GIVEN PASSAGE:
3.1. Sensor Data Quality


There are some published works in the literature that address the concerns related to data quality
management in SCP and IoT environments. Karkouch et al. [6] presented a state-of-the-art survey for
DQ in IoT. This survey presents IoT-related factors endangering the DQ and their impact on various
DQ characteristics. Also, DQ problems manifestations are discussed (and their symptoms identified) as
well as their impact in the context of IoT. Gonçalo et al. in [8] provided a similar survey addressing the
problem of not being able to ensure desired DQ levels for dependable monitoring when using wireless
sensor networks. This work pays special attention to comprehension of which faults can affect sensors,
how they can affect the quality of the information and how this quality can be improved and quantified.
Gutiérrez Rodríguez and Servigne in [9] also analysed data errors in sensor networks, in particular in
environmental monitoring systems. In this paper, authors address the problem of uncertainty of data
coming from sensors with an approach dedicated to providing environmental monitoring applications
and users with data quality information. Badawy et al. [26] combined parametric and non-parametric
signal processing and machine learning algorithms for automating sensor data quality control, which
can identify those parts of the sensor data that are sufficiently reliable for further analysis and discards
useless data.
Another research subarea of DQ in sensor networks is the DQ management in sensor data streams.
Klein et al. [10] presented a quality-driven load shedding approach that screens the data stream to
find and discard data items of minor quality. Thus, DQ of stream processing results is maximized
under adverse conditions such as data overload. Campbell et al. [15] advocated for automated quality
assurance and quality control procedures based on graphical and statistical summaries for review and
track the provenance of the data in environmental sensor streams.

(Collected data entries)
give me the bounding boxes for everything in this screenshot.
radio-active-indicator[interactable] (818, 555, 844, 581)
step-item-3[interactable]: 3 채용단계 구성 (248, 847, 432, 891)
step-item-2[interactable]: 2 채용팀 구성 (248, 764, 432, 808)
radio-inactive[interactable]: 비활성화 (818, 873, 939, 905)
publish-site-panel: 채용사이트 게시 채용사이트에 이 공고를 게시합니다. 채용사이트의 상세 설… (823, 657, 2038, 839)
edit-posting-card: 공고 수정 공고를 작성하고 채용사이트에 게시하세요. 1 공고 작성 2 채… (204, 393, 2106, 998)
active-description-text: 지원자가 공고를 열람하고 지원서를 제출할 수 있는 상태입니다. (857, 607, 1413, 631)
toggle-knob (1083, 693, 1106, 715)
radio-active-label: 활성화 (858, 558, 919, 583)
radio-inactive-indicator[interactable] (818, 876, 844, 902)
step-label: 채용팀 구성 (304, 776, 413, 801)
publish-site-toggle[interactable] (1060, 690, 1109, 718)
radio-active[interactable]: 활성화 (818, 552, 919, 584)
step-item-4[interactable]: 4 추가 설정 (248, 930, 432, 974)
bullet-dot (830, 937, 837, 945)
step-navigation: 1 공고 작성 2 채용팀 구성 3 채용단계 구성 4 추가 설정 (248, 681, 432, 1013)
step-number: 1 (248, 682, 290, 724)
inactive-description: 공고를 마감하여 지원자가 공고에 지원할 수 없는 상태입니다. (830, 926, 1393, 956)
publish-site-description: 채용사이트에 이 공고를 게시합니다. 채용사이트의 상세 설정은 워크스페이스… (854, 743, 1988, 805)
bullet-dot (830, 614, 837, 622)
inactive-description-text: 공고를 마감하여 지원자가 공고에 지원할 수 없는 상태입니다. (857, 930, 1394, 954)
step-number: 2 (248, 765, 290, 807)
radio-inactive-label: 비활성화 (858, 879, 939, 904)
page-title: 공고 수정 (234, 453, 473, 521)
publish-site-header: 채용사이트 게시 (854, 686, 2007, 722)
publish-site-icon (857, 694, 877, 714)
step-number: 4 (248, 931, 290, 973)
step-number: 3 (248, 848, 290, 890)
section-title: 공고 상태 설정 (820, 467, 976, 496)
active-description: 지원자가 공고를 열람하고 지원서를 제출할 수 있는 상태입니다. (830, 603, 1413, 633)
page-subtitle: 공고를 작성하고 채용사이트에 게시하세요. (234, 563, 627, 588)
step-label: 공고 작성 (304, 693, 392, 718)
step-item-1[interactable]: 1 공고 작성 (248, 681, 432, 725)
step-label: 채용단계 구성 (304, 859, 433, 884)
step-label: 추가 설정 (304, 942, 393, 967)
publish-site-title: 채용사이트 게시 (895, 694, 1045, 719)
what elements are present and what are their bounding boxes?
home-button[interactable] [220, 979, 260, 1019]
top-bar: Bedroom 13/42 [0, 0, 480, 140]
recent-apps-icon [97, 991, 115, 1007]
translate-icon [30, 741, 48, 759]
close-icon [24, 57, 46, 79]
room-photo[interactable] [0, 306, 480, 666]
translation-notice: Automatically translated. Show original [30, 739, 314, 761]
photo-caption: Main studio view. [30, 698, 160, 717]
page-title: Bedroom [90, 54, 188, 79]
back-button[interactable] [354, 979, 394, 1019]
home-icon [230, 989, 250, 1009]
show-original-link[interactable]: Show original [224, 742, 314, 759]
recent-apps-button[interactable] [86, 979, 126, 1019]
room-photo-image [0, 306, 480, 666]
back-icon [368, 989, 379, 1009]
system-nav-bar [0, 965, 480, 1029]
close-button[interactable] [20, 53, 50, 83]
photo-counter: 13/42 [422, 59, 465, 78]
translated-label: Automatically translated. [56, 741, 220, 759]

THE TASK:
In the passage on sensor data quality, why does the approach by Klein et al. maximize the data quality of stream processing results? Answer in one to three sentences.

ANSWER BELOW:
Their quality-driven load shedding approach screens the data stream to find and discard data items of minor quality. As a result, the data quality of stream processing results is maximized under adverse conditions such as data overload.